| Problem statement |
Below are the entries; count the lines in them that contain the word "forging" and give only the number.

| Data entries for graphics |
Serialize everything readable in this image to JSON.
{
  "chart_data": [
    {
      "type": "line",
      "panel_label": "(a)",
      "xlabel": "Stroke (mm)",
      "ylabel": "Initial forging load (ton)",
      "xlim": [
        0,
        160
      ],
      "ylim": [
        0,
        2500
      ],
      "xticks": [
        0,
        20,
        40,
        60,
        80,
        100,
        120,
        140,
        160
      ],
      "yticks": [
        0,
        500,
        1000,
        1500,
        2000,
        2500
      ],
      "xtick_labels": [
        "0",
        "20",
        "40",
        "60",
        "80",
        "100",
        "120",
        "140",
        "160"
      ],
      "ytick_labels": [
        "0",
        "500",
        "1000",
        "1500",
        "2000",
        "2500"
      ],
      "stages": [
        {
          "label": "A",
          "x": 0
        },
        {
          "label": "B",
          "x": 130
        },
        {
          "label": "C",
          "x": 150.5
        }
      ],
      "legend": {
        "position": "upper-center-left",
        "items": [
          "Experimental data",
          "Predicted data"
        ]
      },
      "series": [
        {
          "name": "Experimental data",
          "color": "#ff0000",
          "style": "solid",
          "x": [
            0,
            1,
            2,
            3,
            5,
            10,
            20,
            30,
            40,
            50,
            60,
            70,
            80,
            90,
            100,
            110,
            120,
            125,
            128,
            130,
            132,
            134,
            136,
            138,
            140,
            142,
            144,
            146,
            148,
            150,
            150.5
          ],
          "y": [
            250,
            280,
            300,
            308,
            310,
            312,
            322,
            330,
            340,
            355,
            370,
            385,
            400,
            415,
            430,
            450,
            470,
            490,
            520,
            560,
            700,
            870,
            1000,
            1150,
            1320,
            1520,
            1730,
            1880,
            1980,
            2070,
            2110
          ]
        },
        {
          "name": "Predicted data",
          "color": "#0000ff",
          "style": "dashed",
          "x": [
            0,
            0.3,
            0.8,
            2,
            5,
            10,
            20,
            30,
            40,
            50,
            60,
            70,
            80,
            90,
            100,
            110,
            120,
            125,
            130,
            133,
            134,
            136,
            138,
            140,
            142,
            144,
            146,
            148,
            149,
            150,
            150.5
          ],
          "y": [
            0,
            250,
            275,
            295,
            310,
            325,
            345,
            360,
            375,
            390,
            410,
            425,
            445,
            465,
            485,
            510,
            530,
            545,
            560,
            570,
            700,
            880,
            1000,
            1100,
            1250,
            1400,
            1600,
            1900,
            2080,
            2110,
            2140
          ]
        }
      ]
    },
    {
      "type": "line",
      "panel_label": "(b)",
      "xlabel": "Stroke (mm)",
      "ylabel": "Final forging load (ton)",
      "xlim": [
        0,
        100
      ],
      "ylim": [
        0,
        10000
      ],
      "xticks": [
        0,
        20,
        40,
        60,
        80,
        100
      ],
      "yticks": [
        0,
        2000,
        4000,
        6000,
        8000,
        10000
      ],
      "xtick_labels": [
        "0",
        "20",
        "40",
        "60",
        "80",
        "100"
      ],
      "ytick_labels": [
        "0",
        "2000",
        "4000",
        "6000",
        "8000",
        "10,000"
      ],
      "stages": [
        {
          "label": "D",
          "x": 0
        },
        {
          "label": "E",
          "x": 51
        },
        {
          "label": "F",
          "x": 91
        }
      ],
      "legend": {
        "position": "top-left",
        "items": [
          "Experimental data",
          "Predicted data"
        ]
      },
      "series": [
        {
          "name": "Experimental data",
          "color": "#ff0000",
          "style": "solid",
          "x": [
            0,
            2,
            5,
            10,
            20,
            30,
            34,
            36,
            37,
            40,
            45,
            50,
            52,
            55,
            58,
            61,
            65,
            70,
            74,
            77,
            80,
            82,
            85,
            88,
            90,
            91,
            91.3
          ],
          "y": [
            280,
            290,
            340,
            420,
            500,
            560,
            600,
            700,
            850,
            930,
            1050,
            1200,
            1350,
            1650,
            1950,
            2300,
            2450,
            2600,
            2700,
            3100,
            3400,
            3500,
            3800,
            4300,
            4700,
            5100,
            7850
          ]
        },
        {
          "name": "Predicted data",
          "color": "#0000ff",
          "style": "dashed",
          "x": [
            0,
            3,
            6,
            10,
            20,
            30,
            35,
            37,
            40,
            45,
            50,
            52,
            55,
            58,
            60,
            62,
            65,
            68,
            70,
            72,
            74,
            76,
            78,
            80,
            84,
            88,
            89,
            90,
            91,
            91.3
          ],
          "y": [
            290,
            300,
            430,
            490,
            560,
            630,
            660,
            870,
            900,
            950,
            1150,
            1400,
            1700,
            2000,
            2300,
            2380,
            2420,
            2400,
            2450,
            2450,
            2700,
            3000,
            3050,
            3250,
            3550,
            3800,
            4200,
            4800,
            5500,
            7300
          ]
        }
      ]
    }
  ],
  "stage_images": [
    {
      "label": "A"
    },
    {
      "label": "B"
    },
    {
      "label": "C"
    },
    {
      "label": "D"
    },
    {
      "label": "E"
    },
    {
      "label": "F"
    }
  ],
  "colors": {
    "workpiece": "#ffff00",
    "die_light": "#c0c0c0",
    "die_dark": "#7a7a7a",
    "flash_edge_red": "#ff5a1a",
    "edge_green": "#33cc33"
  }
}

| Output for this exercise |
2